## DOCUMENT TEXT

## start

Long an importer of technology, China’s railways are now rolling out to the world
In September, after two years and 14 rounds of ministerial meetings, China and Thailand finally came to an agreement on a planned high-speed railway project, the first phase of which will cost $5 billion. But for the 873-km rail line that will link the Chinese border with Laos and ports on Thailand’s coast, that is only the beginning.
“It is an ongoing and delayed process, as the construction would not be able to start as planned this year,” says Aksornsri Phanishsarn, economics professor at Bangkok’s Thammasat University, noting unresolved issues ranging from operation and technical challenges to financial aspects.
The project in Thailand is one of many of China’s efforts in recent years to export its high-speed rail to the world. In Turkey, China helped link the capital Ankara with the largest city, Istanbul. In Indonesia, the construction on the Jakarta-Bandung high-speed railway line will begin this year. This year the government also announced it will be building a high-speed railway to connect Singapore and the Malaysian capital of Kuala Lumpur.
Domestically speaking, China secured the leading position in world’s high-speed rail development in the space of a just decade. Its network, already more than 20,000 km and still growing, is longer than the rest of the world’s high-speed rail tracks combined. China’s home-grown CRH380A engine can top 380 km/h.
Now China is targeting the overseas market for both economic and political reasons. As countries map out plans for high-speed railways, there is a growing market for China’s cutting-edge technology. BCC Research projects the global high-speed rail market will grow at a five-year compound annual growth rate of 3.6%, to reach $133.4 billion in 2019.
“Lower-emission and high-speed travel resulting in shorter transportation times will drive the high-speed rail market in the future,” BCC Research analyst Aneesh Kumar wrote in the report.
Exporting high-speed rail is also a form of diplomacy, and deals usually include substantial support and preferential financing from the Chinese government. But given the costs and complications of building a high-speed railway, signing an agreement is nowhere near the time to celebrate. So far, China has had at least as many failures as successes, if not more. But once a train gets rolling, it has a lot of momentum.
Made in China
As little as ten years ago, high-speed rail was not one of China’s strengths. Lacking the basic know-how, trains were imported or built under agreements with foreign train-makers, including Siemens from Germany and Kawasaki Heavy Industries from Japan.
“We couldn’t achieve anything without them,” says Jia Limin, a professor at Beijing Jiaotong University, who now heads China’s high-speed rail innovation program. “[But] they wouldn’t share any core technology with us.”
In 2006 the Chinese government decided to indigenize. The country mobilized more than 10,000 rail experts, researchers and engineers, setting out to build a 1,310 km high-speed rail line connecting Beijing and Shanghai, with trains to average 350km/h.
Just five years and $33 billion later, the line opened. By far the most successful railway line in China, it was ridden by 130 million passengers last year, or a tenth of the entire national population. The change is palpable.
“In the past, traveling on trains could take days,” says Wu Shengtao, who works in the finance industry in Wuhan, a major city in central China. “But now, I can go to Beijing or Shanghai, almost all the major cities by high-speed rail within half a day. Air travel is now my second choice.”
A coordinated push from the central government, including investment, was a key for success.

## end

## DATA EXCERPT
## start

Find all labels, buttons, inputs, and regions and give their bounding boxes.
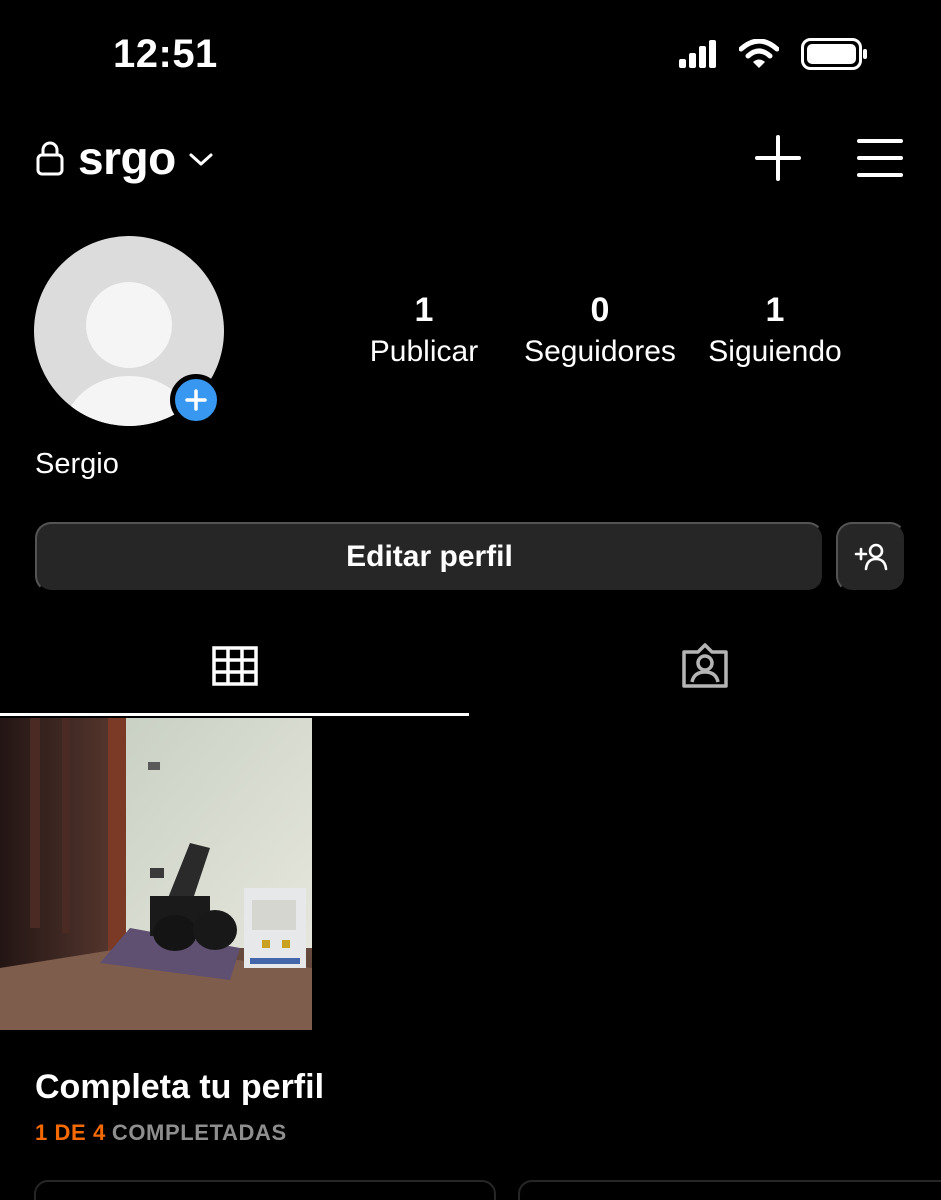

## end

## BRIEF
Copy everything in the China high-speed rail article above from "Just five years" down to "change is palpable.", word for word.

## REPLY TO THE EXERCISE
Just five years and $33 billion later, the line opened. By far the most successful railway line in China, it was ridden by 130 million passengers last year, or a tenth of the entire national population. The change is palpable.